**Extract provided**
───
Median of Two Sorted Arrays

Median of Two Sorted Arrays hard

Description

Given two sorted arrays nums1 and nums2 of size m and n respectively, return the median of the two sorted arrays.

The overall run time complexity should be O(log (m + n)).

Examples

> Case 1:
    nums1 = [1, 3],  nums2 = [2]
    Output: 2.00000
    Explanation: merged = [1, 2, 3]; median = 2.
 
> Case 2:
    nums1 = [1, 2],  nums2 = [3, 4]
    Output: 2.50000
    Explanation: merged = [1, 2, 3, 4]; median = (2 + 3) / 2.

Constraints

nums1.length == m
nums2.length == n
0 <= m, n <= 1000
1 <= m + n <= 2000
-10^6 <= nums1[i], nums2[i] <= 10^6

Why this is the boss-level D&C problem

The O(m + n) merge is easy. The O(log(m + n)) solution is the hardest binary-search problem in the entire interview canon. We bring it here because:

The split insight — binary search on a partition of one array — is the deepest D&C-style move in the chapter.
The runtime O(log min(m, n)) is achieved via classic “discard half each step” recursion.

The partition insight

For the merged sorted array of size m + n, the median is determined by where the array splits in half. Specifically, if we pick a split i in nums1 (0 <= i <= m), then the corresponding split in nums2 is j = (m + n + 1) / 2 - i (to put exactly half the elements on the left).
───
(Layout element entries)
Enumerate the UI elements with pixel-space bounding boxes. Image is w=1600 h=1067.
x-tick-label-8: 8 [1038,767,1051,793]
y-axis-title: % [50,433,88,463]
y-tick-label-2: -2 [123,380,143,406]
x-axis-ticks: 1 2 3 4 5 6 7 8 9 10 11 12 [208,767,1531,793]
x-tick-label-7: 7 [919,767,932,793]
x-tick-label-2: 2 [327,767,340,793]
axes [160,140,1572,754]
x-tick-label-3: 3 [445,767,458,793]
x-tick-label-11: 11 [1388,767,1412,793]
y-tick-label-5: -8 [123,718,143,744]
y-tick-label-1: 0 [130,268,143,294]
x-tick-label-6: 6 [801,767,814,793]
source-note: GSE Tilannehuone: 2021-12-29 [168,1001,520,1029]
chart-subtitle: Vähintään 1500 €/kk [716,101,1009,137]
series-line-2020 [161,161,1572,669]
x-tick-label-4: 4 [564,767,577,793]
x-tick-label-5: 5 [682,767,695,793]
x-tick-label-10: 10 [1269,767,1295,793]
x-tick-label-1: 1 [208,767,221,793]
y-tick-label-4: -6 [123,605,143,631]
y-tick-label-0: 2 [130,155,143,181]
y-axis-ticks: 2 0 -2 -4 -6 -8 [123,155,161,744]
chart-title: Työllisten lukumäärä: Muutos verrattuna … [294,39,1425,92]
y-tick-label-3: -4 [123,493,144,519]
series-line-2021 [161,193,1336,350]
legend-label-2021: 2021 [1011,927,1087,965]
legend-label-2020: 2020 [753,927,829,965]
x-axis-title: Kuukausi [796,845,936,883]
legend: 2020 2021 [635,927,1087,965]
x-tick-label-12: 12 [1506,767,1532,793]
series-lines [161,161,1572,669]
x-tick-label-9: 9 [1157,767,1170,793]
───
**Goal of the exercise**
Transcribe the full problem page on the median of two sorted arrays, word for word and unchanged.

**Task result**
Median of Two Sorted Arrays

Median of Two Sorted Arrays hard

Description

Given two sorted arrays nums1 and nums2 of size m and n respectively, return the median of the two sorted arrays.

The overall run time complexity should be O(log (m + n)).

Examples

> Case 1:
    nums1 = [1, 3],  nums2 = [2]
    Output: 2.00000
    Explanation: merged = [1, 2, 3]; median = 2.
 
> Case 2:
    nums1 = [1, 2],  nums2 = [3, 4]
    Output: 2.50000
    Explanation: merged = [1, 2, 3, 4]; median = (2 + 3) / 2.

Constraints

nums1.length == m
nums2.length == n
0 <= m, n <= 1000
1 <= m + n <= 2000
-10^6 <= nums1[i], nums2[i] <= 10^6

Why this is the boss-level D&C problem

The O(m + n) merge is easy. The O(log(m + n)) solution is the hardest binary-search problem in the entire interview canon. We bring it here because:

The split insight — binary search on a partition of one array — is the deepest D&C-style move in the chapter.
The runtime O(log min(m, n)) is achieved via classic “discard half each step” recursion.

The partition insight

For the merged sorted array of size m + n, the median is determined by where the array splits in half. Specifically, if we pick a split i in nums1 (0 <= i <= m), then the corresponding split in nums2 is j = (m + n + 1) / 2 - i (to put exactly half the elements on the left).